--- begin Entries supplied ---
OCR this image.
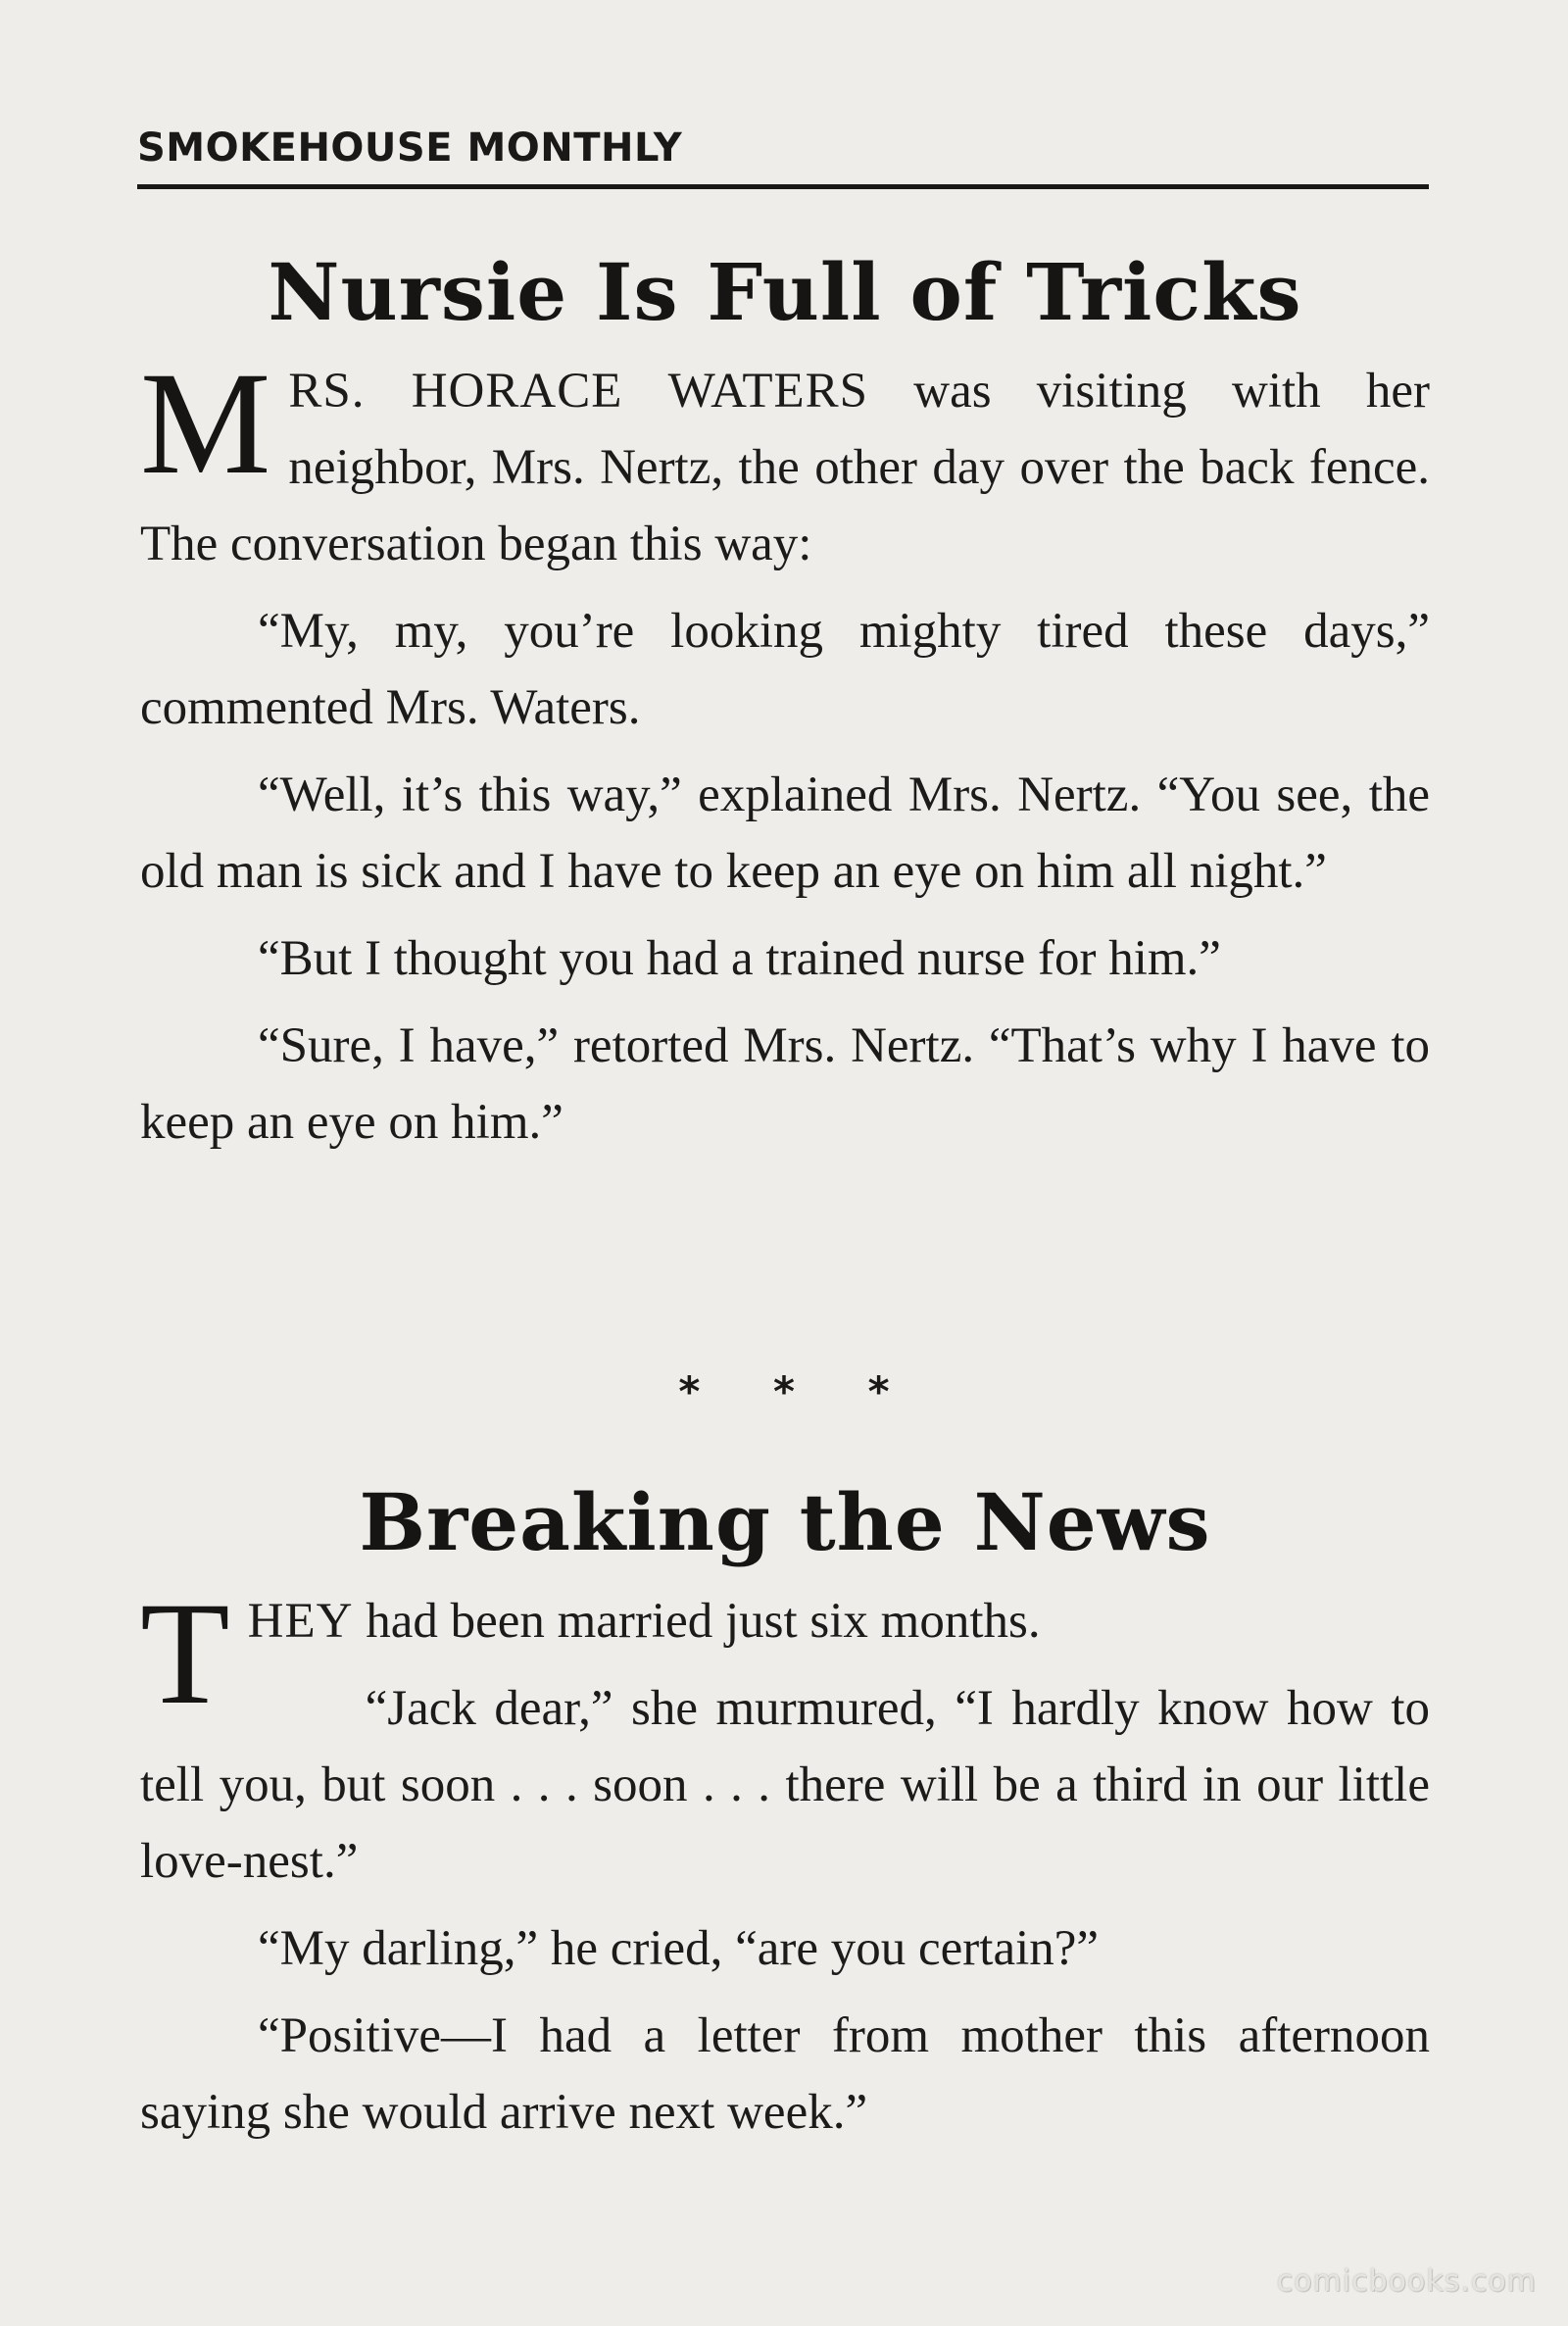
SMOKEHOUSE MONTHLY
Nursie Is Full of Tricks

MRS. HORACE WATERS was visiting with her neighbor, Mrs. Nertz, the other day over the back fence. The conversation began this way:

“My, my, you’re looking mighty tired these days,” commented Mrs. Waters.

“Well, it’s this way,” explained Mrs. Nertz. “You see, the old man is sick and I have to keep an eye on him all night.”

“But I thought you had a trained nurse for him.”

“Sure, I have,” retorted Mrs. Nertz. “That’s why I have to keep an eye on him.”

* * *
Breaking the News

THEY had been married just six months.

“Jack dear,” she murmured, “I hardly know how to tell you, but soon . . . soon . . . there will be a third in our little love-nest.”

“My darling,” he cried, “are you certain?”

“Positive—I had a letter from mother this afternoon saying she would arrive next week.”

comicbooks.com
--- end Entries supplied ---
--- begin Entries supplied ---
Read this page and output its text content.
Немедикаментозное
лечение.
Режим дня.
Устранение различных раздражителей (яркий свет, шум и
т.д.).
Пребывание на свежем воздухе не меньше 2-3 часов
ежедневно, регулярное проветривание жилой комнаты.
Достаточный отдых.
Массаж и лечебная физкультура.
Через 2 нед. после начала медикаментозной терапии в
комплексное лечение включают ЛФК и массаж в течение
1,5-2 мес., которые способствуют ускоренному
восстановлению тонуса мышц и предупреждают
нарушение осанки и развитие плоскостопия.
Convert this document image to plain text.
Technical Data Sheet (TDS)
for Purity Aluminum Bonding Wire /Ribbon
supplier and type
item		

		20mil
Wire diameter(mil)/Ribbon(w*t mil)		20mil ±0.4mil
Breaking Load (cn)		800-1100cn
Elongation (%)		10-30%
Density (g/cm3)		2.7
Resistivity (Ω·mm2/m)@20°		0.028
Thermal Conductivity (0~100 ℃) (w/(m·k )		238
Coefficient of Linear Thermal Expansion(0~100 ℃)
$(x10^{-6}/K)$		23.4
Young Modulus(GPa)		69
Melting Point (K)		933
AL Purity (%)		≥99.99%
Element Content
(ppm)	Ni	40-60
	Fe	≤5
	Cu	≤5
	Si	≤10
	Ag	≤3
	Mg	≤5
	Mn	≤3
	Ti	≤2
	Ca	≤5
--- end Entries supplied ---
Tally the lines containing "Breaking". Provide the number without any other words.

> [The response]
2